§ **Aim**
All of the material below is to be repeated exactly.

§ **The input**
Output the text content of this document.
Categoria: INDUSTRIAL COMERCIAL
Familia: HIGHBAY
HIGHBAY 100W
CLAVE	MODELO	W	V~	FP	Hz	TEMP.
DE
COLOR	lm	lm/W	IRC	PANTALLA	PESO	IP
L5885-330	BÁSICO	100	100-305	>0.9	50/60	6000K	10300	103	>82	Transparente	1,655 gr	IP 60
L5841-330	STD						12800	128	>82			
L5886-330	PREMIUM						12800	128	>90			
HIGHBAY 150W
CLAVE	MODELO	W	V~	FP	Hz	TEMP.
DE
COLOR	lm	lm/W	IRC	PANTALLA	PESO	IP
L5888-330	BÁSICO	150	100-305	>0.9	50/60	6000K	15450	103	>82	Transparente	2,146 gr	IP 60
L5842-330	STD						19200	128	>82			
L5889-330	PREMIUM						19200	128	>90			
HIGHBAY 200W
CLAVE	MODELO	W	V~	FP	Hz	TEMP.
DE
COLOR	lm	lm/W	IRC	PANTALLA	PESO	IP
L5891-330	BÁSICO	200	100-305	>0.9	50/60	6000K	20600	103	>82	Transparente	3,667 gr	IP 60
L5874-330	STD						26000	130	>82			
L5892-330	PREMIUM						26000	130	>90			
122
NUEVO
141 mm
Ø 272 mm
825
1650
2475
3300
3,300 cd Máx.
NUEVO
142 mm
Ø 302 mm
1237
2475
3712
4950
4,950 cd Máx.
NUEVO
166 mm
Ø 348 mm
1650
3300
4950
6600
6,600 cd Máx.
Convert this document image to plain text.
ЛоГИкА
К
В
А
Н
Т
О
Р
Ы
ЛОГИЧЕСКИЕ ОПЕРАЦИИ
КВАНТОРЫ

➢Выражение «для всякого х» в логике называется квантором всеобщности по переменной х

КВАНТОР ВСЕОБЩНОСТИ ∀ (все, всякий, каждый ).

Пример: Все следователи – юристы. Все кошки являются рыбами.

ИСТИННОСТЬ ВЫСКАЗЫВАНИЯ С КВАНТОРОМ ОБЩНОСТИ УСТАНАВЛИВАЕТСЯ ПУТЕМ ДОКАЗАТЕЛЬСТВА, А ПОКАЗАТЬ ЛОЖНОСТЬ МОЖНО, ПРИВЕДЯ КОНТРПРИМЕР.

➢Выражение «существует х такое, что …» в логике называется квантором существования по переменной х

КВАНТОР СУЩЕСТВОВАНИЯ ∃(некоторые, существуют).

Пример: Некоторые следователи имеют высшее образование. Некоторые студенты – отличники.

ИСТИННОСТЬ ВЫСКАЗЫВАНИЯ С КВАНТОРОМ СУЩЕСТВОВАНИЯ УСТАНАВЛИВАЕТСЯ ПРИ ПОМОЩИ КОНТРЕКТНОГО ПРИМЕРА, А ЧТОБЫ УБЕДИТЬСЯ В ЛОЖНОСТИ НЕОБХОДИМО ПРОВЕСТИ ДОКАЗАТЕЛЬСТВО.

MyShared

§ **Solution to this exercise**
Output the text content of this document.
Categoria: INDUSTRIAL COMERCIAL
Familia: HIGHBAY
HIGHBAY 100W
CLAVE	MODELO	W	V~	FP	Hz	TEMP.
DE
COLOR	lm	lm/W	IRC	PANTALLA	PESO	IP
L5885-330	BÁSICO	100	100-305	>0.9	50/60	6000K	10300	103	>82	Transparente	1,655 gr	IP 60
L5841-330	STD						12800	128	>82			
L5886-330	PREMIUM						12800	128	>90			
HIGHBAY 150W
CLAVE	MODELO	W	V~	FP	Hz	TEMP.
DE
COLOR	lm	lm/W	IRC	PANTALLA	PESO	IP
L5888-330	BÁSICO	150	100-305	>0.9	50/60	6000K	15450	103	>82	Transparente	2,146 gr	IP 60
L5842-330	STD						19200	128	>82			
L5889-330	PREMIUM						19200	128	>90			
HIGHBAY 200W
CLAVE	MODELO	W	V~	FP	Hz	TEMP.
DE
COLOR	lm	lm/W	IRC	PANTALLA	PESO	IP
L5891-330	BÁSICO	200	100-305	>0.9	50/60	6000K	20600	103	>82	Transparente	3,667 gr	IP 60
L5874-330	STD						26000	130	>82			
L5892-330	PREMIUM						26000	130	>90			
122
NUEVO
141 mm
Ø 272 mm
825
1650
2475
3300
3,300 cd Máx.
NUEVO
142 mm
Ø 302 mm
1237
2475
3712
4950
4,950 cd Máx.
NUEVO
166 mm
Ø 348 mm
1650
3300
4950
6600
6,600 cd Máx.
Convert this document image to plain text.
ЛоГИкА
К
В
А
Н
Т
О
Р
Ы
ЛОГИЧЕСКИЕ ОПЕРАЦИИ
КВАНТОРЫ

➢Выражение «для всякого х» в логике называется квантором всеобщности по переменной х

КВАНТОР ВСЕОБЩНОСТИ ∀ (все, всякий, каждый ).

Пример: Все следователи – юристы. Все кошки являются рыбами.

ИСТИННОСТЬ ВЫСКАЗЫВАНИЯ С КВАНТОРОМ ОБЩНОСТИ УСТАНАВЛИВАЕТСЯ ПУТЕМ ДОКАЗАТЕЛЬСТВА, А ПОКАЗАТЬ ЛОЖНОСТЬ МОЖНО, ПРИВЕДЯ КОНТРПРИМЕР.

➢Выражение «существует х такое, что …» в логике называется квантором существования по переменной х

КВАНТОР СУЩЕСТВОВАНИЯ ∃(некоторые, существуют).

Пример: Некоторые следователи имеют высшее образование. Некоторые студенты – отличники.

ИСТИННОСТЬ ВЫСКАЗЫВАНИЯ С КВАНТОРОМ СУЩЕСТВОВАНИЯ УСТАНАВЛИВАЕТСЯ ПРИ ПОМОЩИ КОНТРЕКТНОГО ПРИМЕРА, А ЧТОБЫ УБЕДИТЬСЯ В ЛОЖНОСТИ НЕОБХОДИМО ПРОВЕСТИ ДОКАЗАТЕЛЬСТВО.

MyShared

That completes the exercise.